▶ _Source data_

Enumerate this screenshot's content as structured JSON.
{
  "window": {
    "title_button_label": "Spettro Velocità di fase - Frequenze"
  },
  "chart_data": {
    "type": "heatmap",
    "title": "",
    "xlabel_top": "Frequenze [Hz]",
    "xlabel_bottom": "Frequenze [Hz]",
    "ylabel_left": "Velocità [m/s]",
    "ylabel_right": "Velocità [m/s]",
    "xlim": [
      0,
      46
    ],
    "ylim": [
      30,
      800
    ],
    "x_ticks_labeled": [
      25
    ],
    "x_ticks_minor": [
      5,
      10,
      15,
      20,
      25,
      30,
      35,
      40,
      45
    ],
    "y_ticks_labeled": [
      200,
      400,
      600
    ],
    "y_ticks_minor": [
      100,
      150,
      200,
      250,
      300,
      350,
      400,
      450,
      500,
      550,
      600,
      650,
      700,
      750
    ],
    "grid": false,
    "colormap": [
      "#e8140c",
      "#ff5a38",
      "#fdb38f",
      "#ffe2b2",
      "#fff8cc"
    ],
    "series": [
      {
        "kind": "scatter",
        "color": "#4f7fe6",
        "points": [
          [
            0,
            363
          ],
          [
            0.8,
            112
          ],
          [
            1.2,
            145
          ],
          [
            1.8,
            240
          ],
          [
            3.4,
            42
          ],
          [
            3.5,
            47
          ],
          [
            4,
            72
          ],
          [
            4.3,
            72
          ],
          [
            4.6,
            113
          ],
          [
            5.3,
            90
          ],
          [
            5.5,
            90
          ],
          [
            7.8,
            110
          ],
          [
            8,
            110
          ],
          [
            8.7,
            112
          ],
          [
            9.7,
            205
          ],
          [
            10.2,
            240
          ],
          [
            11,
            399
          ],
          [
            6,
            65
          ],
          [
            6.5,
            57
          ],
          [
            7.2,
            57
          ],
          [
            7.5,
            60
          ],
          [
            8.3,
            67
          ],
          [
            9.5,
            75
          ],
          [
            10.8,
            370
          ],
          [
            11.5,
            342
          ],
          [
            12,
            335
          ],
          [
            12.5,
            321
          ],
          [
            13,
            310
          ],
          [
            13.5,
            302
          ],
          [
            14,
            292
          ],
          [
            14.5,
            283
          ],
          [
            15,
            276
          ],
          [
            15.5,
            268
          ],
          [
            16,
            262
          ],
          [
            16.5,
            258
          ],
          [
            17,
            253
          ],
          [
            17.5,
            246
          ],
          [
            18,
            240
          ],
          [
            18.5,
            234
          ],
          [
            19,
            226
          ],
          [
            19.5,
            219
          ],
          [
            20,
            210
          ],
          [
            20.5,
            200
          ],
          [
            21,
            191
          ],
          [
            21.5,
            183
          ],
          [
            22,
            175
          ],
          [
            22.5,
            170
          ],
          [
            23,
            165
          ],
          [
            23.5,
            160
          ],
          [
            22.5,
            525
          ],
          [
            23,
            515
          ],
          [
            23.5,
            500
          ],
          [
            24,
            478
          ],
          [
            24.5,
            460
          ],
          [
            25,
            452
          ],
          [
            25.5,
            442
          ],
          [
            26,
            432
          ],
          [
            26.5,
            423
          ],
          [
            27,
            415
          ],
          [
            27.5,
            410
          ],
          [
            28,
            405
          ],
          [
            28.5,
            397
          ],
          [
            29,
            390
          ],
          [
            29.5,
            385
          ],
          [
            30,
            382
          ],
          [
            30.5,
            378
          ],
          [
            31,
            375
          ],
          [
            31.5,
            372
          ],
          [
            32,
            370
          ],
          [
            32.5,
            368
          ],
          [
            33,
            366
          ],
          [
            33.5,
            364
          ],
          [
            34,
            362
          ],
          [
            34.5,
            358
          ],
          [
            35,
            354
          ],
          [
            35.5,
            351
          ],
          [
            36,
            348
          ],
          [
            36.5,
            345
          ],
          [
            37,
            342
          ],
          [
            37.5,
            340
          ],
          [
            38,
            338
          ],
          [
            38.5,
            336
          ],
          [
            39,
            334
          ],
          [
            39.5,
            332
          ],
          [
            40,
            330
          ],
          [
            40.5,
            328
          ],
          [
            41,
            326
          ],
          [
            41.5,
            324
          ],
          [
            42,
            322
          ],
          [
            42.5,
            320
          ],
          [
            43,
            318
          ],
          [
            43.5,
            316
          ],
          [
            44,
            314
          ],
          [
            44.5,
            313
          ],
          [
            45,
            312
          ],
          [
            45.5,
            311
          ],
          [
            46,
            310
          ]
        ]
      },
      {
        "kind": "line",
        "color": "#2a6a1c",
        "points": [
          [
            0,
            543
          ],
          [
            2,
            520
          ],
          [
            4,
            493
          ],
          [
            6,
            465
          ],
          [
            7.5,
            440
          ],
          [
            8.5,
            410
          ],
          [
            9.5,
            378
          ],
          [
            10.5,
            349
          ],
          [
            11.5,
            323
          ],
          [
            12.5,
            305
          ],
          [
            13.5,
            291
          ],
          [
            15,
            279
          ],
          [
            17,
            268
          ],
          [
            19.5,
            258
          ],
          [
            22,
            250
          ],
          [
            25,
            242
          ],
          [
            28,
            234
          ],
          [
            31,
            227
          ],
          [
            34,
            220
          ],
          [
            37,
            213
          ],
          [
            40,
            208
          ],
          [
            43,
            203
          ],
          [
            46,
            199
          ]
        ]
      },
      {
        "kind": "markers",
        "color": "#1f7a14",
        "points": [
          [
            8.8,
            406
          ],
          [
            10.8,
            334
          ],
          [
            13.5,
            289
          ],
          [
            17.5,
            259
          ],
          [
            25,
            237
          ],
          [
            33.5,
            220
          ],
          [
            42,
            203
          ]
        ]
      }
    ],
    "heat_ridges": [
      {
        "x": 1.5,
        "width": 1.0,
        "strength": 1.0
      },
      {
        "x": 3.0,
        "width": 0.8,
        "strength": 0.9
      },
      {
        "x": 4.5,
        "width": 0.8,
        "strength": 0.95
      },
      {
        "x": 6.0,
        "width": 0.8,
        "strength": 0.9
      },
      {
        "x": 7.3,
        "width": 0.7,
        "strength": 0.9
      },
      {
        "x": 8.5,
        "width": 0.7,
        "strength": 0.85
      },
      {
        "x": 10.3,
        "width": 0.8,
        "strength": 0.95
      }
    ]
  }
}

▶ _Exercise objective_
Every record shown above should be written out again exactly.

▶ _Right answer_
Enumerate this screenshot's content as structured JSON.
{
  "window": {
    "title_button_label": "Spettro Velocità di fase - Frequenze"
  },
  "chart_data": {
    "type": "heatmap",
    "title": "",
    "xlabel_top": "Frequenze [Hz]",
    "xlabel_bottom": "Frequenze [Hz]",
    "ylabel_left": "Velocità [m/s]",
    "ylabel_right": "Velocità [m/s]",
    "xlim": [
      0,
      46
    ],
    "ylim": [
      30,
      800
    ],
    "x_ticks_labeled": [
      25
    ],
    "x_ticks_minor": [
      5,
      10,
      15,
      20,
      25,
      30,
      35,
      40,
      45
    ],
    "y_ticks_labeled": [
      200,
      400,
      600
    ],
    "y_ticks_minor": [
      100,
      150,
      200,
      250,
      300,
      350,
      400,
      450,
      500,
      550,
      600,
      650,
      700,
      750
    ],
    "grid": false,
    "colormap": [
      "#e8140c",
      "#ff5a38",
      "#fdb38f",
      "#ffe2b2",
      "#fff8cc"
    ],
    "series": [
      {
        "kind": "scatter",
        "color": "#4f7fe6",
        "points": [
          [
            0,
            363
          ],
          [
            0.8,
            112
          ],
          [
            1.2,
            145
          ],
          [
            1.8,
            240
          ],
          [
            3.4,
            42
          ],
          [
            3.5,
            47
          ],
          [
            4,
            72
          ],
          [
            4.3,
            72
          ],
          [
            4.6,
            113
          ],
          [
            5.3,
            90
          ],
          [
            5.5,
            90
          ],
          [
            7.8,
            110
          ],
          [
            8,
            110
          ],
          [
            8.7,
            112
          ],
          [
            9.7,
            205
          ],
          [
            10.2,
            240
          ],
          [
            11,
            399
          ],
          [
            6,
            65
          ],
          [
            6.5,
            57
          ],
          [
            7.2,
            57
          ],
          [
            7.5,
            60
          ],
          [
            8.3,
            67
          ],
          [
            9.5,
            75
          ],
          [
            10.8,
            370
          ],
          [
            11.5,
            342
          ],
          [
            12,
            335
          ],
          [
            12.5,
            321
          ],
          [
            13,
            310
          ],
          [
            13.5,
            302
          ],
          [
            14,
            292
          ],
          [
            14.5,
            283
          ],
          [
            15,
            276
          ],
          [
            15.5,
            268
          ],
          [
            16,
            262
          ],
          [
            16.5,
            258
          ],
          [
            17,
            253
          ],
          [
            17.5,
            246
          ],
          [
            18,
            240
          ],
          [
            18.5,
            234
          ],
          [
            19,
            226
          ],
          [
            19.5,
            219
          ],
          [
            20,
            210
          ],
          [
            20.5,
            200
          ],
          [
            21,
            191
          ],
          [
            21.5,
            183
          ],
          [
            22,
            175
          ],
          [
            22.5,
            170
          ],
          [
            23,
            165
          ],
          [
            23.5,
            160
          ],
          [
            22.5,
            525
          ],
          [
            23,
            515
          ],
          [
            23.5,
            500
          ],
          [
            24,
            478
          ],
          [
            24.5,
            460
          ],
          [
            25,
            452
          ],
          [
            25.5,
            442
          ],
          [
            26,
            432
          ],
          [
            26.5,
            423
          ],
          [
            27,
            415
          ],
          [
            27.5,
            410
          ],
          [
            28,
            405
          ],
          [
            28.5,
            397
          ],
          [
            29,
            390
          ],
          [
            29.5,
            385
          ],
          [
            30,
            382
          ],
          [
            30.5,
            378
          ],
          [
            31,
            375
          ],
          [
            31.5,
            372
          ],
          [
            32,
            370
          ],
          [
            32.5,
            368
          ],
          [
            33,
            366
          ],
          [
            33.5,
            364
          ],
          [
            34,
            362
          ],
          [
            34.5,
            358
          ],
          [
            35,
            354
          ],
          [
            35.5,
            351
          ],
          [
            36,
            348
          ],
          [
            36.5,
            345
          ],
          [
            37,
            342
          ],
          [
            37.5,
            340
          ],
          [
            38,
            338
          ],
          [
            38.5,
            336
          ],
          [
            39,
            334
          ],
          [
            39.5,
            332
          ],
          [
            40,
            330
          ],
          [
            40.5,
            328
          ],
          [
            41,
            326
          ],
          [
            41.5,
            324
          ],
          [
            42,
            322
          ],
          [
            42.5,
            320
          ],
          [
            43,
            318
          ],
          [
            43.5,
            316
          ],
          [
            44,
            314
          ],
          [
            44.5,
            313
          ],
          [
            45,
            312
          ],
          [
            45.5,
            311
          ],
          [
            46,
            310
          ]
        ]
      },
      {
        "kind": "line",
        "color": "#2a6a1c",
        "points": [
          [
            0,
            543
          ],
          [
            2,
            520
          ],
          [
            4,
            493
          ],
          [
            6,
            465
          ],
          [
            7.5,
            440
          ],
          [
            8.5,
            410
          ],
          [
            9.5,
            378
          ],
          [
            10.5,
            349
          ],
          [
            11.5,
            323
          ],
          [
            12.5,
            305
          ],
          [
            13.5,
            291
          ],
          [
            15,
            279
          ],
          [
            17,
            268
          ],
          [
            19.5,
            258
          ],
          [
            22,
            250
          ],
          [
            25,
            242
          ],
          [
            28,
            234
          ],
          [
            31,
            227
          ],
          [
            34,
            220
          ],
          [
            37,
            213
          ],
          [
            40,
            208
          ],
          [
            43,
            203
          ],
          [
            46,
            199
          ]
        ]
      },
      {
        "kind": "markers",
        "color": "#1f7a14",
        "points": [
          [
            8.8,
            406
          ],
          [
            10.8,
            334
          ],
          [
            13.5,
            289
          ],
          [
            17.5,
            259
          ],
          [
            25,
            237
          ],
          [
            33.5,
            220
          ],
          [
            42,
            203
          ]
        ]
      }
    ],
    "heat_ridges": [
      {
        "x": 1.5,
        "width": 1.0,
        "strength": 1.0
      },
      {
        "x": 3.0,
        "width": 0.8,
        "strength": 0.9
      },
      {
        "x": 4.5,
        "width": 0.8,
        "strength": 0.95
      },
      {
        "x": 6.0,
        "width": 0.8,
        "strength": 0.9
      },
      {
        "x": 7.3,
        "width": 0.7,
        "strength": 0.9
      },
      {
        "x": 8.5,
        "width": 0.7,
        "strength": 0.85
      },
      {
        "x": 10.3,
        "width": 0.8,
        "strength": 0.95
      }
    ]
  }
}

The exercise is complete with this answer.